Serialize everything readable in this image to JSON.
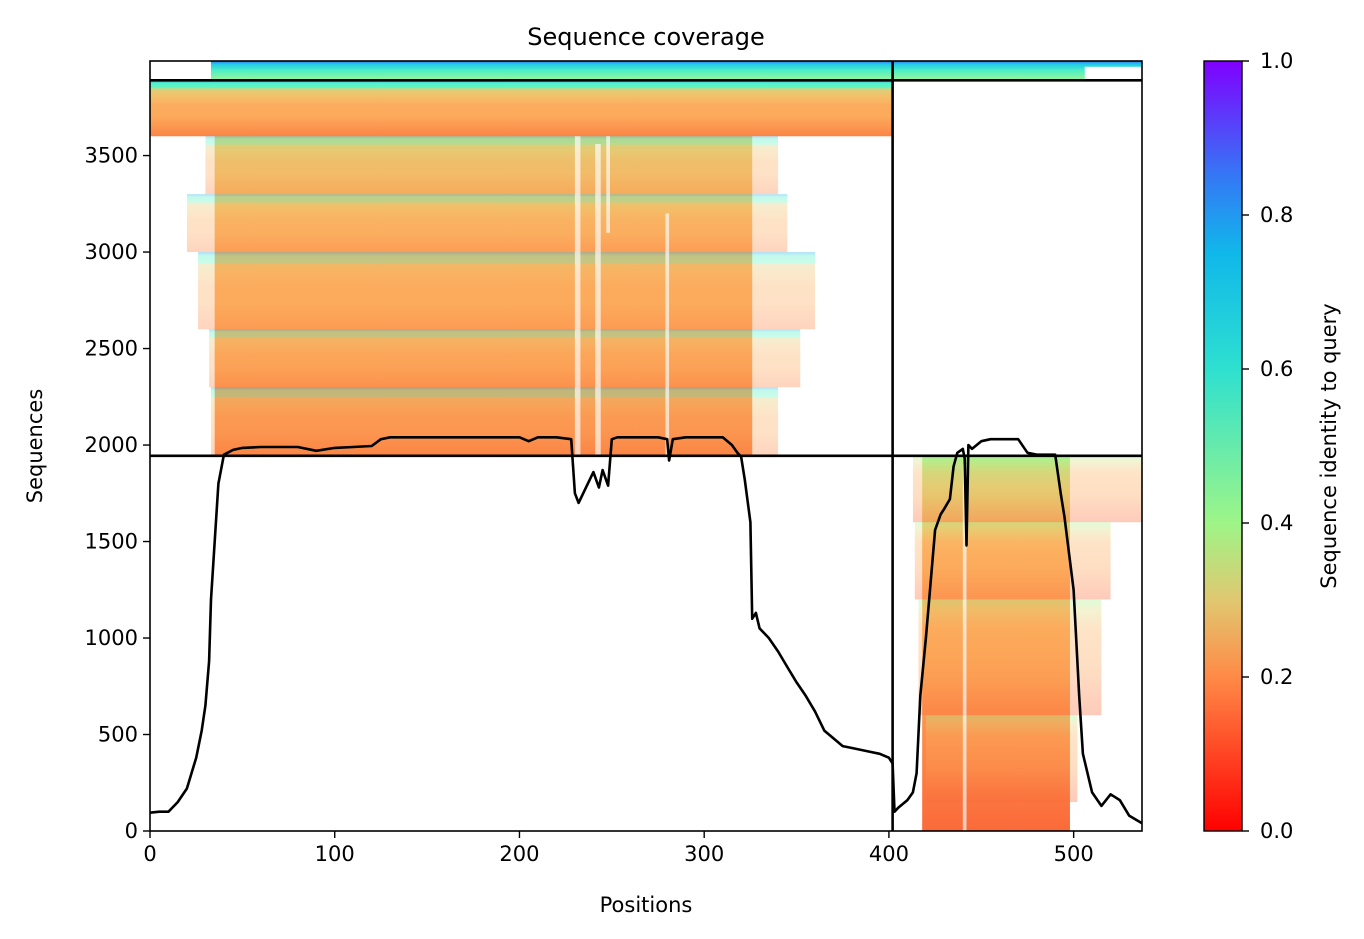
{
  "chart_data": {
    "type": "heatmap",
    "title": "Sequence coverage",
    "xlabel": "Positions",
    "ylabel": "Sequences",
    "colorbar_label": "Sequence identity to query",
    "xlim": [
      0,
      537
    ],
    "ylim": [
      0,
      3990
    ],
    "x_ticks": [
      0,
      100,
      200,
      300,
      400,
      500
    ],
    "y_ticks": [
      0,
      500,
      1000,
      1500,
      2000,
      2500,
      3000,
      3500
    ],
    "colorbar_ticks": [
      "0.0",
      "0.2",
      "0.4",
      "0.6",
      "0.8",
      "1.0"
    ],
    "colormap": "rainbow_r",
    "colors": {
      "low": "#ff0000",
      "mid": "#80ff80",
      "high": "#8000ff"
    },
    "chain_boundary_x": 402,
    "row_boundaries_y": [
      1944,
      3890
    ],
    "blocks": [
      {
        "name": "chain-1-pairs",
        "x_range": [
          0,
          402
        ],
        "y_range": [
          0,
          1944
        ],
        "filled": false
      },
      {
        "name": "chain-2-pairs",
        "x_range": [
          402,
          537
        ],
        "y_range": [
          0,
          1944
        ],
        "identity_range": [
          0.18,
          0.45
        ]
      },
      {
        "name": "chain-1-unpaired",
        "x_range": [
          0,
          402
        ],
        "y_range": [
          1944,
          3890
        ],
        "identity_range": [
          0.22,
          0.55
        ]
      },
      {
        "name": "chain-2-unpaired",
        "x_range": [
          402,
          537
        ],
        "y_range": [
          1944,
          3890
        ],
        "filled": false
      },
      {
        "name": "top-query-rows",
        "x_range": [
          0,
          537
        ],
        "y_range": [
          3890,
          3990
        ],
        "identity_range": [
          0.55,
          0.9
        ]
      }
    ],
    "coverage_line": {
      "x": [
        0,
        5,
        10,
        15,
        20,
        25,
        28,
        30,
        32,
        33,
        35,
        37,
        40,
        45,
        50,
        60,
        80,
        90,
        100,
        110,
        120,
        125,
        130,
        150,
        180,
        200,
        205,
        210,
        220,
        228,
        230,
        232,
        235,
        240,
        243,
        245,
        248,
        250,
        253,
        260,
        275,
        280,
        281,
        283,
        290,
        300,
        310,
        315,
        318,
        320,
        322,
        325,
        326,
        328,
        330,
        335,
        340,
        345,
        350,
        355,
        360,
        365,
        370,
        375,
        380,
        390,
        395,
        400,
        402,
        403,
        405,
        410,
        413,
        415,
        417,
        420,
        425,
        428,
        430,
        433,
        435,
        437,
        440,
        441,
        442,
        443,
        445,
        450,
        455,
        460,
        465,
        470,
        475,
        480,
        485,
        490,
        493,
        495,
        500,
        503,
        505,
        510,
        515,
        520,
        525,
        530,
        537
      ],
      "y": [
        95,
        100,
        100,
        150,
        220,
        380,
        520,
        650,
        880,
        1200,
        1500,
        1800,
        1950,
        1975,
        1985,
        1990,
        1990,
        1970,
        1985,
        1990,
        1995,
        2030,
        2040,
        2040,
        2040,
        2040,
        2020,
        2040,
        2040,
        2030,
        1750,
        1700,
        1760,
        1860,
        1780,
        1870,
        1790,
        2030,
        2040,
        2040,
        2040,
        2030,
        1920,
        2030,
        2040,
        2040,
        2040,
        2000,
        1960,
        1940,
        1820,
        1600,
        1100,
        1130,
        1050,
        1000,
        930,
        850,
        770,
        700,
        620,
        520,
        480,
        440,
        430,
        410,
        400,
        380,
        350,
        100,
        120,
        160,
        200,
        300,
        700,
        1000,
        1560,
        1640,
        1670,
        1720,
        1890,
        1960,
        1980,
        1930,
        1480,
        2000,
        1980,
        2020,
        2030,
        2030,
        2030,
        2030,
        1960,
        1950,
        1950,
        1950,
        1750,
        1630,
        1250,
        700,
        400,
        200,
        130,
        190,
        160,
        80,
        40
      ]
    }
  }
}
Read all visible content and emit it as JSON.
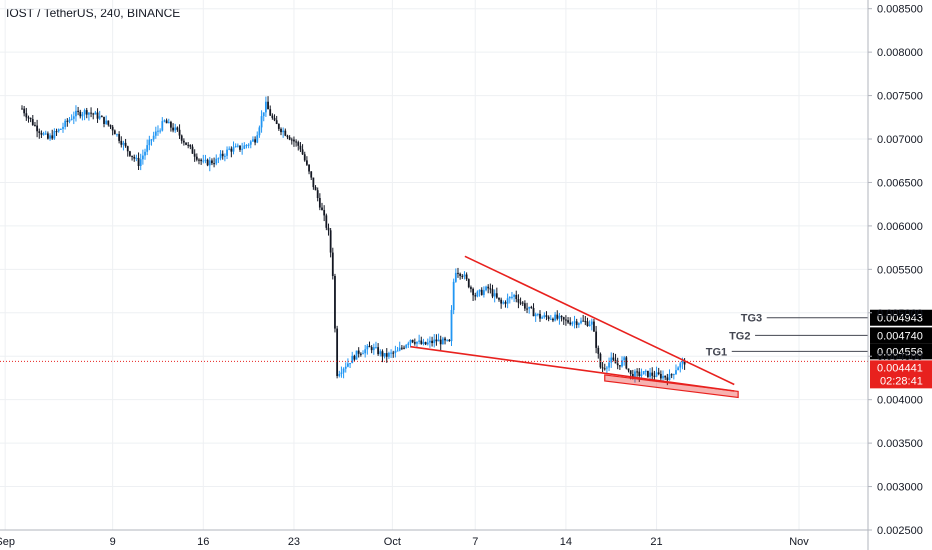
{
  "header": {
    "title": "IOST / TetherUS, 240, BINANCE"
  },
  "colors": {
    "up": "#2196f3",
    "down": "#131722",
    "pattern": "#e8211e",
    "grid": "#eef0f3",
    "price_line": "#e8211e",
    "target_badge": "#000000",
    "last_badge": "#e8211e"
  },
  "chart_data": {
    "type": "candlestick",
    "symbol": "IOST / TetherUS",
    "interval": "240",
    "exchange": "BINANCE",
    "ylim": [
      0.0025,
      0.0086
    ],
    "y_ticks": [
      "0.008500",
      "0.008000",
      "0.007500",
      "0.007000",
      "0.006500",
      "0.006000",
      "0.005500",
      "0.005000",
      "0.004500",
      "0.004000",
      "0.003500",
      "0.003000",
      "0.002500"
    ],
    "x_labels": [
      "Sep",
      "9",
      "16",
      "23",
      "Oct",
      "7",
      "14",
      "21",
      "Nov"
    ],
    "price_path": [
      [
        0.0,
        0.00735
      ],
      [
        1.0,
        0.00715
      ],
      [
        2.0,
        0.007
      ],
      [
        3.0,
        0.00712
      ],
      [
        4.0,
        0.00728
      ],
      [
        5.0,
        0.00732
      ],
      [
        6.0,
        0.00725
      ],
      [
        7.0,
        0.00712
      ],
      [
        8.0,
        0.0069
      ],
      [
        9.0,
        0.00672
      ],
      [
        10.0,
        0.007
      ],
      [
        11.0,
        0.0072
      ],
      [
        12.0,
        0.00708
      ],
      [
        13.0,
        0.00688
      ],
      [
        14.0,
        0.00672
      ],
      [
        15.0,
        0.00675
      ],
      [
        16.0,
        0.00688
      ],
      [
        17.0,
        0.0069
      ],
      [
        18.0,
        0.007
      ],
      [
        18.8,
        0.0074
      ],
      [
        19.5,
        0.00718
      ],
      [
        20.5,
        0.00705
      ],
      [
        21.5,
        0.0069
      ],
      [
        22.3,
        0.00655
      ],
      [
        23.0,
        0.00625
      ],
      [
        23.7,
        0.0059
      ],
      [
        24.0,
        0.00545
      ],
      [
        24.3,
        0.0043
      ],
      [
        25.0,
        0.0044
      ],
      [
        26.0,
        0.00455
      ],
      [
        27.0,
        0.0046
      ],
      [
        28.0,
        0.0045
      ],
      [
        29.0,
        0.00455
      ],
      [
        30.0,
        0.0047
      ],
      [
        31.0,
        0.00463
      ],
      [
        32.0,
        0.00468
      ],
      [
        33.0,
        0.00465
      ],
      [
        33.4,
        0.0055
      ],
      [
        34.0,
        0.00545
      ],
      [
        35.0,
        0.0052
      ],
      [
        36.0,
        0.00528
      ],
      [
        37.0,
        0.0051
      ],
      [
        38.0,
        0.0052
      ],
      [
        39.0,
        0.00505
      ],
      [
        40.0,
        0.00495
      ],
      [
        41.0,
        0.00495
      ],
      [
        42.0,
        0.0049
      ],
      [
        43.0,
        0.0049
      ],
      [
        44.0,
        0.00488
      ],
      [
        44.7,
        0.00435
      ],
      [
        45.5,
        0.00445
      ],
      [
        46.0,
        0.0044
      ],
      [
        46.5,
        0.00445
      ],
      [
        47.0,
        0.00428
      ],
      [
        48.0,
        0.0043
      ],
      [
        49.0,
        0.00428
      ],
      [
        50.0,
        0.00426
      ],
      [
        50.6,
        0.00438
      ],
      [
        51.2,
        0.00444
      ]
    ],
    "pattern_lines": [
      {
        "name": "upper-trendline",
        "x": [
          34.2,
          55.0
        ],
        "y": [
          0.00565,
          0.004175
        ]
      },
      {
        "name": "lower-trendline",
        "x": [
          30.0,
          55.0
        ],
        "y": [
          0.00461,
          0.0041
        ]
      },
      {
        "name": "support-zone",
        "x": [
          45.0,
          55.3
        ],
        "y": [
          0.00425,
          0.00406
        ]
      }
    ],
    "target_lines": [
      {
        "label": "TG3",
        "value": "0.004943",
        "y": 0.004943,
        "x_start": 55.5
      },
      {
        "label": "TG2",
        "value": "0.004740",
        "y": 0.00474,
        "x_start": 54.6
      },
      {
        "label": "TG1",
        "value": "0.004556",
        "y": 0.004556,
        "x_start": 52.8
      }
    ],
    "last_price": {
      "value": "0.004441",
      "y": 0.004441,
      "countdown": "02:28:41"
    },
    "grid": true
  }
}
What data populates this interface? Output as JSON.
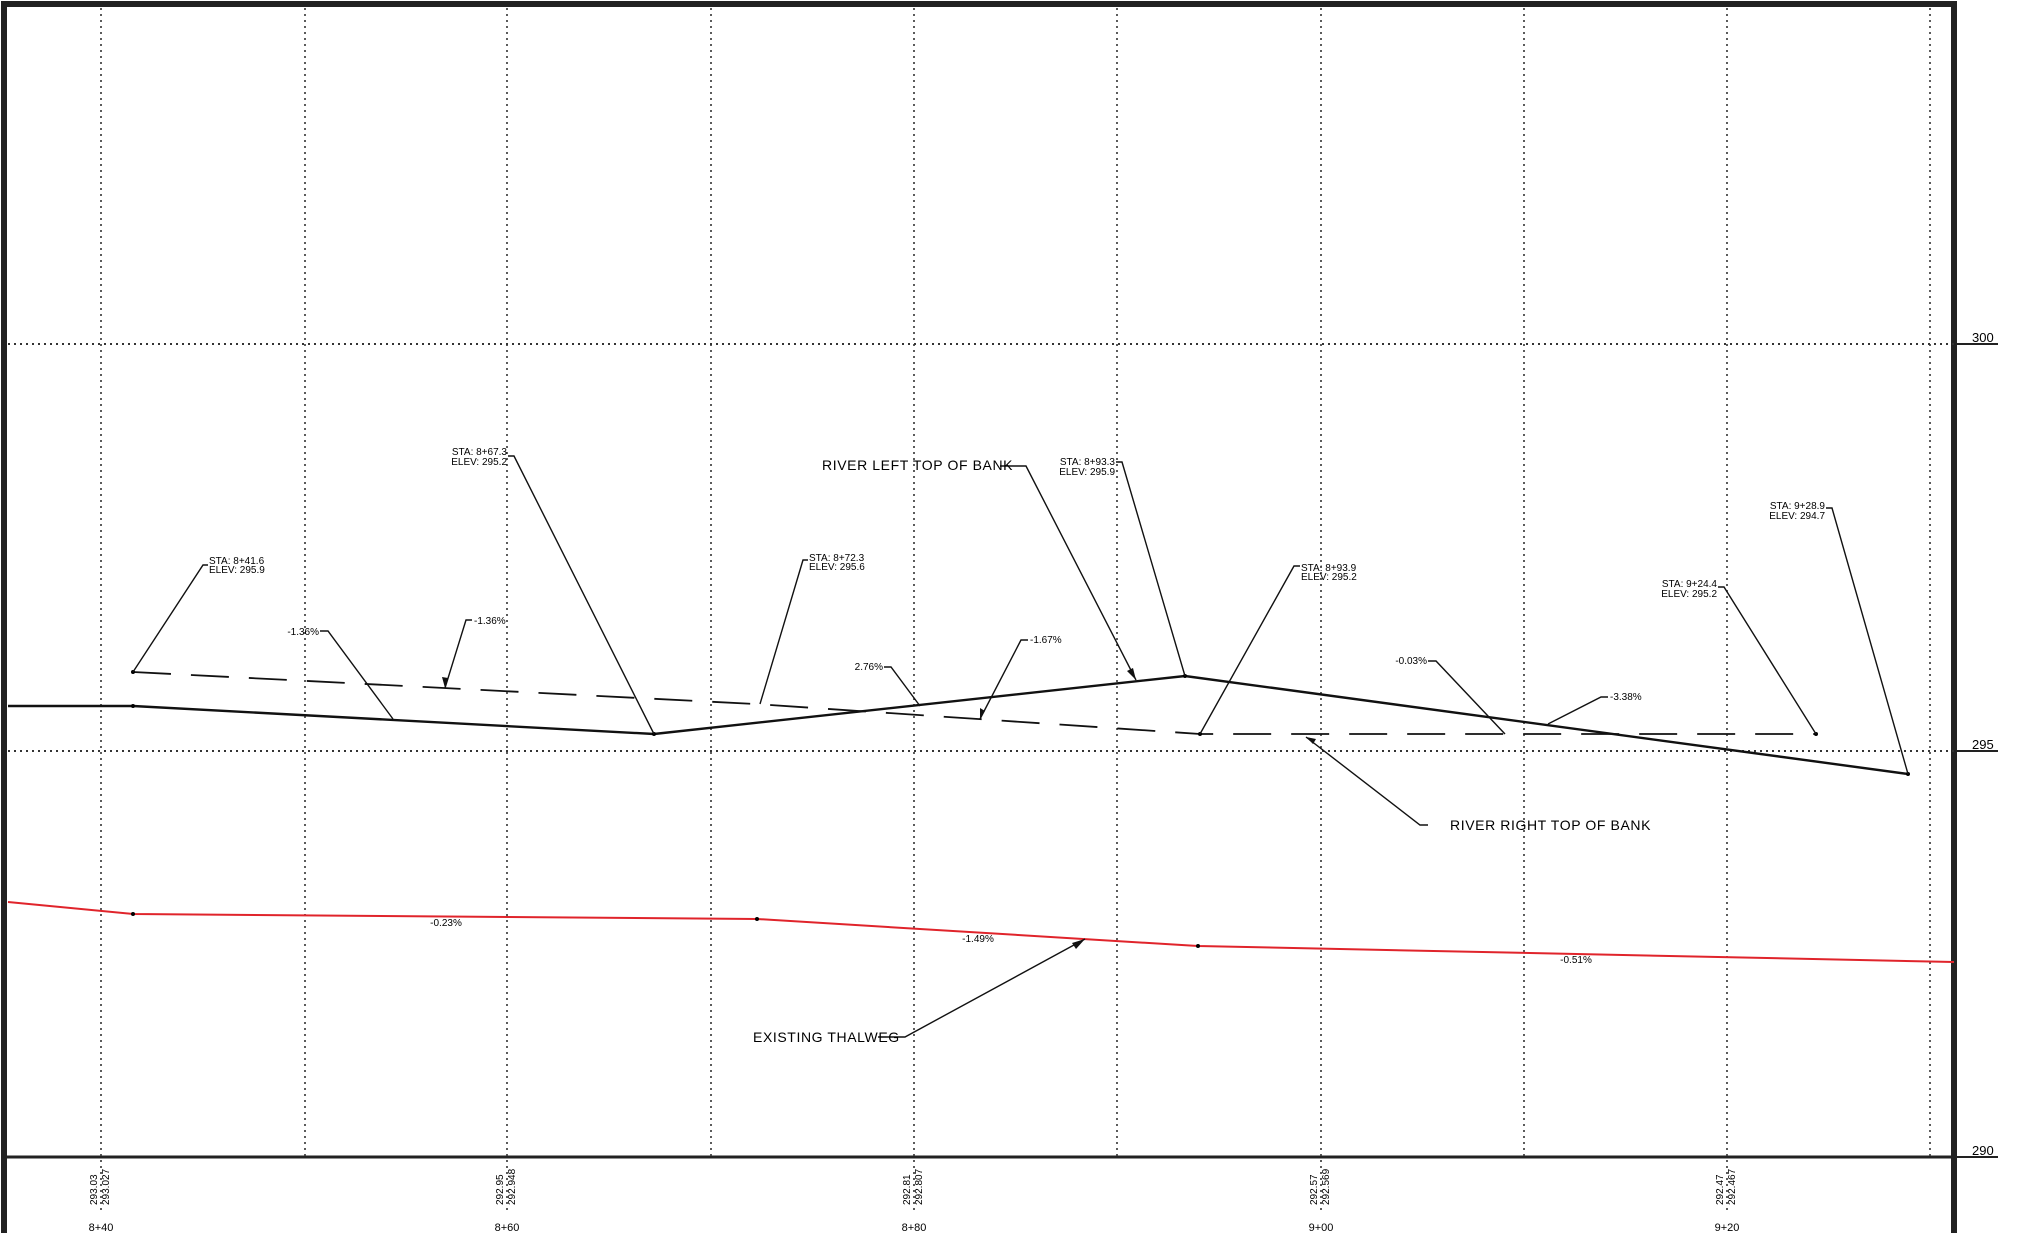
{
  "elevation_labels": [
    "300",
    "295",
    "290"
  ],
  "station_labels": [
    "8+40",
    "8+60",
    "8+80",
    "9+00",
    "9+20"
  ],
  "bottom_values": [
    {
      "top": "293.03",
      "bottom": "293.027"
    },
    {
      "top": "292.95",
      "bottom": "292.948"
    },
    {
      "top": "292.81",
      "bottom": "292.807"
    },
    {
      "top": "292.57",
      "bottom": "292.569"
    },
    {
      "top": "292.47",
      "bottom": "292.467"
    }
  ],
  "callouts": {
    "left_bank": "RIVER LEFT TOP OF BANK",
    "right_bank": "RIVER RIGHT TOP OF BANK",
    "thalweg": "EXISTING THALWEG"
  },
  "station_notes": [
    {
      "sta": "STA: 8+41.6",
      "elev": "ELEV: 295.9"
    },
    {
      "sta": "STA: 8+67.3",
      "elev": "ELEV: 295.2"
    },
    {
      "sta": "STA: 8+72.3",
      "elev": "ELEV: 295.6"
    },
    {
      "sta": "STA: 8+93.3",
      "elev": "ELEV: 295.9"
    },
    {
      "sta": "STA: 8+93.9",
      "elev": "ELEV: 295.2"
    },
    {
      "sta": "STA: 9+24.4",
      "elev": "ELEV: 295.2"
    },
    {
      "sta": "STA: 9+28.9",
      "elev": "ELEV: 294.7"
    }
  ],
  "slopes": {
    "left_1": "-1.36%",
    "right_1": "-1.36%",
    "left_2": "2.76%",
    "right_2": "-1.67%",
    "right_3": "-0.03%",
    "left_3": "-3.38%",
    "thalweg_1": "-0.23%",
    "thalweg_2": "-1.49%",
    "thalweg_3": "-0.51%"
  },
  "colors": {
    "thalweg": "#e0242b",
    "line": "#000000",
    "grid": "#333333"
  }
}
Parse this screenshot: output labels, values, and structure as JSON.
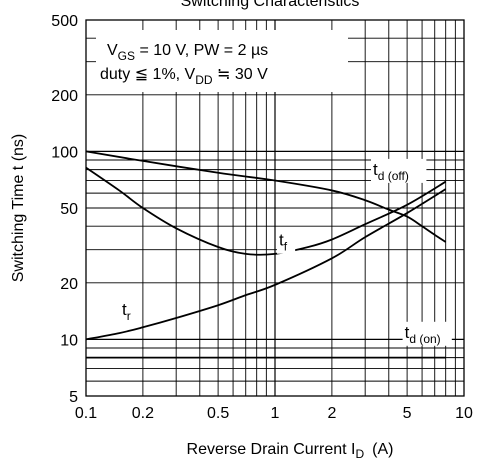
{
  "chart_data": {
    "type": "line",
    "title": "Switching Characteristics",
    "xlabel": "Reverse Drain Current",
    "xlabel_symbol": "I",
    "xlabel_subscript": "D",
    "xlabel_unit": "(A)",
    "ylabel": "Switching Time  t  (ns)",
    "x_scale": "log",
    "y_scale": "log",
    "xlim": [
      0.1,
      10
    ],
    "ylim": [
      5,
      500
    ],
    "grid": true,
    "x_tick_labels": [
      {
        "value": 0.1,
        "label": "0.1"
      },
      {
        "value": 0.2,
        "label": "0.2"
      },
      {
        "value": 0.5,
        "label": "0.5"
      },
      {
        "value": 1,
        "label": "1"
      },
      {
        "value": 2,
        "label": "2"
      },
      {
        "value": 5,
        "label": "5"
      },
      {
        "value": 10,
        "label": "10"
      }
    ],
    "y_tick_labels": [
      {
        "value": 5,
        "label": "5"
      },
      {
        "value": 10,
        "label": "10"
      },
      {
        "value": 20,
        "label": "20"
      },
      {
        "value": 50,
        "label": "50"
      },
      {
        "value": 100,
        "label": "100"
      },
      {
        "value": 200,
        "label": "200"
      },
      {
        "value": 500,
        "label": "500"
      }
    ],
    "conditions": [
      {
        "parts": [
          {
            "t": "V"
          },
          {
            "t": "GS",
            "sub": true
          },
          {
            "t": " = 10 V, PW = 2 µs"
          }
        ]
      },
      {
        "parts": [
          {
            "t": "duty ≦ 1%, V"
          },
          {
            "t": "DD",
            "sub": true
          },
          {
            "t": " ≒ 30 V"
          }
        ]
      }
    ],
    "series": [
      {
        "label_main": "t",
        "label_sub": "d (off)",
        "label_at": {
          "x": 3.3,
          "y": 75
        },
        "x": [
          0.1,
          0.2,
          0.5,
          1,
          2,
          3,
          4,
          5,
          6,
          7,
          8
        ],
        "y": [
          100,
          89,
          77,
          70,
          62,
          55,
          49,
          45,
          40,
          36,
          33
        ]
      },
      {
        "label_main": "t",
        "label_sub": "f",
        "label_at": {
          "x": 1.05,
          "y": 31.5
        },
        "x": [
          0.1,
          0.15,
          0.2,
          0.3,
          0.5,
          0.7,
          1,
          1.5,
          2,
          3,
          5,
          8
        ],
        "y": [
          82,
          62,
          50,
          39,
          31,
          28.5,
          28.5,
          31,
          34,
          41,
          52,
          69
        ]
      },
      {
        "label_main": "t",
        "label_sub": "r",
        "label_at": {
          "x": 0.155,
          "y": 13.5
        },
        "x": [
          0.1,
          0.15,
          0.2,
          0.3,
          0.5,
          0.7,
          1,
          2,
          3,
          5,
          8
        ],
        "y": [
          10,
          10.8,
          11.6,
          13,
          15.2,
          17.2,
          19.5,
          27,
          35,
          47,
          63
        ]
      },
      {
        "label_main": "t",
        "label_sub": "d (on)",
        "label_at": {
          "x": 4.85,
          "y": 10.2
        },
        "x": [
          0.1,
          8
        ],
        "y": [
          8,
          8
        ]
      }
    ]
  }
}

============

## Work to be completed:
Which lines contain the word "RIVER"? Copy each of them.

## Right answer:
    "left_bank": "RIVER LEFT TOP OF BANK",
    "right_bank": "RIVER RIGHT TOP OF BANK",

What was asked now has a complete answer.